* **Stated goal**
Your job is to retype all of the data word for word, leaving every image out.

* **Records to use**
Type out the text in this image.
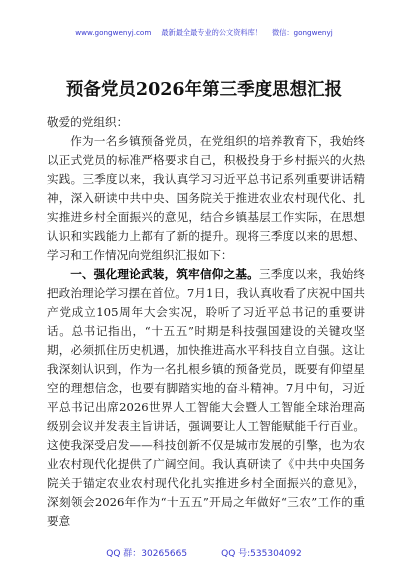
www.gongwenyj.com 最新最全最专业的公文资料库！ 微信：gongwenyj
预备党员2026年第三季度思想汇报

敬爱的党组织：

作为一名乡镇预备党员，在党组织的培养教育下，我始终以正式党员的标准严格要求自己，积极投身于乡村振兴的火热实践。三季度以来，我认真学习习近平总书记系列重要讲话精神，深入研读中共中央、国务院关于推进农业农村现代化、扎实推进乡村全面振兴的意见，结合乡镇基层工作实际，在思想认识和实践能力上都有了新的提升。现将三季度以来的思想、学习和工作情况向党组织汇报如下：

一、强化理论武装，筑牢信仰之基。三季度以来，我始终把政治理论学习摆在首位。7月1日，我认真收看了庆祝中国共产党成立105周年大会实况，聆听了习近平总书记的重要讲话。总书记指出，“十五五”时期是科技强国建设的关键攻坚期，必须抓住历史机遇，加快推进高水平科技自立自强。这让我深刻认识到，作为一名扎根乡镇的预备党员，既要有仰望星空的理想信念，也要有脚踏实地的奋斗精神。7月中旬，习近平总书记出席2026世界人工智能大会暨人工智能全球治理高级别会议并发表主旨讲话，强调要让人工智能赋能千行百业。这使我深受启发——科技创新不仅是城市发展的引擎，也为农业农村现代化提供了广阔空间。我认真研读了《中共中央国务院关于锚定农业农村现代化扎实推进乡村全面振兴的意见》，深刻领会2026年作为“十五五”开局之年做好“三农”工作的重要意

QQ 群：30265665	QQ 号:535304092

* **Response**
Type out the text in this image.
www.gongwenyj.com 最新最全最专业的公文资料库！ 微信：gongwenyj
预备党员2026年第三季度思想汇报

敬爱的党组织：

作为一名乡镇预备党员，在党组织的培养教育下，我始终以正式党员的标准严格要求自己，积极投身于乡村振兴的火热实践。三季度以来，我认真学习习近平总书记系列重要讲话精神，深入研读中共中央、国务院关于推进农业农村现代化、扎实推进乡村全面振兴的意见，结合乡镇基层工作实际，在思想认识和实践能力上都有了新的提升。现将三季度以来的思想、学习和工作情况向党组织汇报如下：

一、强化理论武装，筑牢信仰之基。三季度以来，我始终把政治理论学习摆在首位。7月1日，我认真收看了庆祝中国共产党成立105周年大会实况，聆听了习近平总书记的重要讲话。总书记指出，“十五五”时期是科技强国建设的关键攻坚期，必须抓住历史机遇，加快推进高水平科技自立自强。这让我深刻认识到，作为一名扎根乡镇的预备党员，既要有仰望星空的理想信念，也要有脚踏实地的奋斗精神。7月中旬，习近平总书记出席2026世界人工智能大会暨人工智能全球治理高级别会议并发表主旨讲话，强调要让人工智能赋能千行百业。这使我深受启发——科技创新不仅是城市发展的引擎，也为农业农村现代化提供了广阔空间。我认真研读了《中共中央国务院关于锚定农业农村现代化扎实推进乡村全面振兴的意见》，深刻领会2026年作为“十五五”开局之年做好“三农”工作的重要意

QQ 群：30265665	QQ 号:535304092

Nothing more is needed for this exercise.